Exercise directions:
Restate each of the lines given below, word for word.

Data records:

====================

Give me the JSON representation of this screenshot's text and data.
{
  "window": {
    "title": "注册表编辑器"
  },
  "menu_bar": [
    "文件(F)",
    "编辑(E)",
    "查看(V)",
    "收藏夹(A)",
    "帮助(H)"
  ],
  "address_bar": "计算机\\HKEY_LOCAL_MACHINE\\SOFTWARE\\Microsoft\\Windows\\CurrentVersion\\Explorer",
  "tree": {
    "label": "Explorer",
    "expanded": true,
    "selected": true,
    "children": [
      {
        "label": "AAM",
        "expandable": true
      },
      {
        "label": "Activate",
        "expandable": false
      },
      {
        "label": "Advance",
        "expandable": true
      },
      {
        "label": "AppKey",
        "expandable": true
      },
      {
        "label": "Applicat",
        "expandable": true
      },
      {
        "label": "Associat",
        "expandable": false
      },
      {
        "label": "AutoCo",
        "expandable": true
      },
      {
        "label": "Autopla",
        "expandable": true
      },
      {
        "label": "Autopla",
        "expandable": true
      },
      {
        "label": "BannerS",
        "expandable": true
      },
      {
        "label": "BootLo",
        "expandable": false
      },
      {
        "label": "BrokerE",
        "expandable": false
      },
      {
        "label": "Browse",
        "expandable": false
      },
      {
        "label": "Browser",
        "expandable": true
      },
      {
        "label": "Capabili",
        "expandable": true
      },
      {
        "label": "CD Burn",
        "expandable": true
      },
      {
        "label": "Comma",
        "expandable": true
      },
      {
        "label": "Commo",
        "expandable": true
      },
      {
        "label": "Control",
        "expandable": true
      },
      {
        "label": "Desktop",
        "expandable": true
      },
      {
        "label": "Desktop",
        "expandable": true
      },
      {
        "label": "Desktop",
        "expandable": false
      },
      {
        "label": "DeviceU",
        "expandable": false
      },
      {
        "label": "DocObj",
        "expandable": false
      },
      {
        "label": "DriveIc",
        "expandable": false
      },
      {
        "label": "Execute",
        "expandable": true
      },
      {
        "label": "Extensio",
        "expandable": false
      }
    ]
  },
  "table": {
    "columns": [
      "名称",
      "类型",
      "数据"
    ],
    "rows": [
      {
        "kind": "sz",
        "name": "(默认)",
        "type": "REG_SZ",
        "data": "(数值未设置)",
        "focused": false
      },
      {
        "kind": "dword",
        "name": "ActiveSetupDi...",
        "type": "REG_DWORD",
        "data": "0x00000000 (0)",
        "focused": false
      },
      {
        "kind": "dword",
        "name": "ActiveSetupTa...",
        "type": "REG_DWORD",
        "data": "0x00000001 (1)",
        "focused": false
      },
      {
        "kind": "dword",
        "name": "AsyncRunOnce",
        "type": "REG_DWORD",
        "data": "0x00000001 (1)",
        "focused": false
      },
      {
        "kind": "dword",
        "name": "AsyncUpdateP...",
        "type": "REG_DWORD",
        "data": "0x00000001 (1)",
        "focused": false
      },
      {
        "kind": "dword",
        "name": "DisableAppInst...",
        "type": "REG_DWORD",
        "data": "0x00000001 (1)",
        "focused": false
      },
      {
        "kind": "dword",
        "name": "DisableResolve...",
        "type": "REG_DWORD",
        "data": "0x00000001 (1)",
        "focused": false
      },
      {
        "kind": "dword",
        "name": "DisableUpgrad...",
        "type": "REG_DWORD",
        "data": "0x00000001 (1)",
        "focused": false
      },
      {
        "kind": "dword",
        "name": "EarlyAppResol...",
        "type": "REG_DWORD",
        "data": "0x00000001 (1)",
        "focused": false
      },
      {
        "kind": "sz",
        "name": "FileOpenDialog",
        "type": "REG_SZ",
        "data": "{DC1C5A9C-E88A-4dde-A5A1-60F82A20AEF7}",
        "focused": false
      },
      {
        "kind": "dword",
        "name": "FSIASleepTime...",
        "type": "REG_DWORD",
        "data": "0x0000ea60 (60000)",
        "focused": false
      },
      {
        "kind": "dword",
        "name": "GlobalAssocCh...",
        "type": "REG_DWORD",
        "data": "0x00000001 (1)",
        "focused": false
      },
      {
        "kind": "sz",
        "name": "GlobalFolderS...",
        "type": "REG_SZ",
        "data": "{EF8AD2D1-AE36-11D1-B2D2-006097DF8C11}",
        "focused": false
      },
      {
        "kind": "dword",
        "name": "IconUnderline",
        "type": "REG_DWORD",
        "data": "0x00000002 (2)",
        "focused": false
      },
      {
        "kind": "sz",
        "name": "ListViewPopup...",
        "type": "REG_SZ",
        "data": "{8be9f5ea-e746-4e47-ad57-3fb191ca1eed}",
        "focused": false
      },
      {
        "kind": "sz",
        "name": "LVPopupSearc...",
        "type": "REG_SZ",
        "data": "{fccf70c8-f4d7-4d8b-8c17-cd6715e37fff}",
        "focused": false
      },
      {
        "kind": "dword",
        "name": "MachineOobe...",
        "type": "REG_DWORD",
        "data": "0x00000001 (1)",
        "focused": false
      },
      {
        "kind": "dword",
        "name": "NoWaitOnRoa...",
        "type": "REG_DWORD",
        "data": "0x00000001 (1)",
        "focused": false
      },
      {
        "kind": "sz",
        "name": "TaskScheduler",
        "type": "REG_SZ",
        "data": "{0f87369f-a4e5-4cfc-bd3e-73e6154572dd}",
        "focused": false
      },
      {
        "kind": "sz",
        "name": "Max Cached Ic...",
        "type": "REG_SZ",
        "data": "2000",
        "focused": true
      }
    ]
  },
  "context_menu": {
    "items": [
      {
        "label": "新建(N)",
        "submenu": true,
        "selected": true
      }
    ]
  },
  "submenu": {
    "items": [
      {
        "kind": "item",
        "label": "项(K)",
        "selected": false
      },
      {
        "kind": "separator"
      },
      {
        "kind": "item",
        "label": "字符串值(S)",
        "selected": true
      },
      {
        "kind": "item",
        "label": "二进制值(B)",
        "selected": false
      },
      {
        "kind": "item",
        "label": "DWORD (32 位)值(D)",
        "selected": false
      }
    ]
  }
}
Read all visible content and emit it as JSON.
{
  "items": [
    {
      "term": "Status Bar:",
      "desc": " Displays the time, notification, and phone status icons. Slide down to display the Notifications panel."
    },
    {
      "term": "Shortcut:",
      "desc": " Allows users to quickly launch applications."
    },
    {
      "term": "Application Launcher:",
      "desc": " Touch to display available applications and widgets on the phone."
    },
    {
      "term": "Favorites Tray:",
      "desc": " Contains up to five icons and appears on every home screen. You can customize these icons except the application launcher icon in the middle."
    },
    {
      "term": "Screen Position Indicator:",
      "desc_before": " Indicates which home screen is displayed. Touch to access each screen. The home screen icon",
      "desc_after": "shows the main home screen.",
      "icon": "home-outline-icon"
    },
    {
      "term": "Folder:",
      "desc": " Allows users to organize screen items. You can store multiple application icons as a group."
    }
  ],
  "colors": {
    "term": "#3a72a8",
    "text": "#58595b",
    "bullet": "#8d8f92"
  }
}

====================

Response for this exercise:
Give me the JSON representation of this screenshot's text and data.
{
  "window": {
    "title": "注册表编辑器"
  },
  "menu_bar": [
    "文件(F)",
    "编辑(E)",
    "查看(V)",
    "收藏夹(A)",
    "帮助(H)"
  ],
  "address_bar": "计算机\\HKEY_LOCAL_MACHINE\\SOFTWARE\\Microsoft\\Windows\\CurrentVersion\\Explorer",
  "tree": {
    "label": "Explorer",
    "expanded": true,
    "selected": true,
    "children": [
      {
        "label": "AAM",
        "expandable": true
      },
      {
        "label": "Activate",
        "expandable": false
      },
      {
        "label": "Advance",
        "expandable": true
      },
      {
        "label": "AppKey",
        "expandable": true
      },
      {
        "label": "Applicat",
        "expandable": true
      },
      {
        "label": "Associat",
        "expandable": false
      },
      {
        "label": "AutoCo",
        "expandable": true
      },
      {
        "label": "Autopla",
        "expandable": true
      },
      {
        "label": "Autopla",
        "expandable": true
      },
      {
        "label": "BannerS",
        "expandable": true
      },
      {
        "label": "BootLo",
        "expandable": false
      },
      {
        "label": "BrokerE",
        "expandable": false
      },
      {
        "label": "Browse",
        "expandable": false
      },
      {
        "label": "Browser",
        "expandable": true
      },
      {
        "label": "Capabili",
        "expandable": true
      },
      {
        "label": "CD Burn",
        "expandable": true
      },
      {
        "label": "Comma",
        "expandable": true
      },
      {
        "label": "Commo",
        "expandable": true
      },
      {
        "label": "Control",
        "expandable": true
      },
      {
        "label": "Desktop",
        "expandable": true
      },
      {
        "label": "Desktop",
        "expandable": true
      },
      {
        "label": "Desktop",
        "expandable": false
      },
      {
        "label": "DeviceU",
        "expandable": false
      },
      {
        "label": "DocObj",
        "expandable": false
      },
      {
        "label": "DriveIc",
        "expandable": false
      },
      {
        "label": "Execute",
        "expandable": true
      },
      {
        "label": "Extensio",
        "expandable": false
      }
    ]
  },
  "table": {
    "columns": [
      "名称",
      "类型",
      "数据"
    ],
    "rows": [
      {
        "kind": "sz",
        "name": "(默认)",
        "type": "REG_SZ",
        "data": "(数值未设置)",
        "focused": false
      },
      {
        "kind": "dword",
        "name": "ActiveSetupDi...",
        "type": "REG_DWORD",
        "data": "0x00000000 (0)",
        "focused": false
      },
      {
        "kind": "dword",
        "name": "ActiveSetupTa...",
        "type": "REG_DWORD",
        "data": "0x00000001 (1)",
        "focused": false
      },
      {
        "kind": "dword",
        "name": "AsyncRunOnce",
        "type": "REG_DWORD",
        "data": "0x00000001 (1)",
        "focused": false
      },
      {
        "kind": "dword",
        "name": "AsyncUpdateP...",
        "type": "REG_DWORD",
        "data": "0x00000001 (1)",
        "focused": false
      },
      {
        "kind": "dword",
        "name": "DisableAppInst...",
        "type": "REG_DWORD",
        "data": "0x00000001 (1)",
        "focused": false
      },
      {
        "kind": "dword",
        "name": "DisableResolve...",
        "type": "REG_DWORD",
        "data": "0x00000001 (1)",
        "focused": false
      },
      {
        "kind": "dword",
        "name": "DisableUpgrad...",
        "type": "REG_DWORD",
        "data": "0x00000001 (1)",
        "focused": false
      },
      {
        "kind": "dword",
        "name": "EarlyAppResol...",
        "type": "REG_DWORD",
        "data": "0x00000001 (1)",
        "focused": false
      },
      {
        "kind": "sz",
        "name": "FileOpenDialog",
        "type": "REG_SZ",
        "data": "{DC1C5A9C-E88A-4dde-A5A1-60F82A20AEF7}",
        "focused": false
      },
      {
        "kind": "dword",
        "name": "FSIASleepTime...",
        "type": "REG_DWORD",
        "data": "0x0000ea60 (60000)",
        "focused": false
      },
      {
        "kind": "dword",
        "name": "GlobalAssocCh...",
        "type": "REG_DWORD",
        "data": "0x00000001 (1)",
        "focused": false
      },
      {
        "kind": "sz",
        "name": "GlobalFolderS...",
        "type": "REG_SZ",
        "data": "{EF8AD2D1-AE36-11D1-B2D2-006097DF8C11}",
        "focused": false
      },
      {
        "kind": "dword",
        "name": "IconUnderline",
        "type": "REG_DWORD",
        "data": "0x00000002 (2)",
        "focused": false
      },
      {
        "kind": "sz",
        "name": "ListViewPopup...",
        "type": "REG_SZ",
        "data": "{8be9f5ea-e746-4e47-ad57-3fb191ca1eed}",
        "focused": false
      },
      {
        "kind": "sz",
        "name": "LVPopupSearc...",
        "type": "REG_SZ",
        "data": "{fccf70c8-f4d7-4d8b-8c17-cd6715e37fff}",
        "focused": false
      },
      {
        "kind": "dword",
        "name": "MachineOobe...",
        "type": "REG_DWORD",
        "data": "0x00000001 (1)",
        "focused": false
      },
      {
        "kind": "dword",
        "name": "NoWaitOnRoa...",
        "type": "REG_DWORD",
        "data": "0x00000001 (1)",
        "focused": false
      },
      {
        "kind": "sz",
        "name": "TaskScheduler",
        "type": "REG_SZ",
        "data": "{0f87369f-a4e5-4cfc-bd3e-73e6154572dd}",
        "focused": false
      },
      {
        "kind": "sz",
        "name": "Max Cached Ic...",
        "type": "REG_SZ",
        "data": "2000",
        "focused": true
      }
    ]
  },
  "context_menu": {
    "items": [
      {
        "label": "新建(N)",
        "submenu": true,
        "selected": true
      }
    ]
  },
  "submenu": {
    "items": [
      {
        "kind": "item",
        "label": "项(K)",
        "selected": false
      },
      {
        "kind": "separator"
      },
      {
        "kind": "item",
        "label": "字符串值(S)",
        "selected": true
      },
      {
        "kind": "item",
        "label": "二进制值(B)",
        "selected": false
      },
      {
        "kind": "item",
        "label": "DWORD (32 位)值(D)",
        "selected": false
      }
    ]
  }
}
Read all visible content and emit it as JSON.
{
  "items": [
    {
      "term": "Status Bar:",
      "desc": " Displays the time, notification, and phone status icons. Slide down to display the Notifications panel."
    },
    {
      "term": "Shortcut:",
      "desc": " Allows users to quickly launch applications."
    },
    {
      "term": "Application Launcher:",
      "desc": " Touch to display available applications and widgets on the phone."
    },
    {
      "term": "Favorites Tray:",
      "desc": " Contains up to five icons and appears on every home screen. You can customize these icons except the application launcher icon in the middle."
    },
    {
      "term": "Screen Position Indicator:",
      "desc_before": " Indicates which home screen is displayed. Touch to access each screen. The home screen icon",
      "desc_after": "shows the main home screen.",
      "icon": "home-outline-icon"
    },
    {
      "term": "Folder:",
      "desc": " Allows users to organize screen items. You can store multiple application icons as a group."
    }
  ],
  "colors": {
    "term": "#3a72a8",
    "text": "#58595b",
    "bullet": "#8d8f92"
  }
}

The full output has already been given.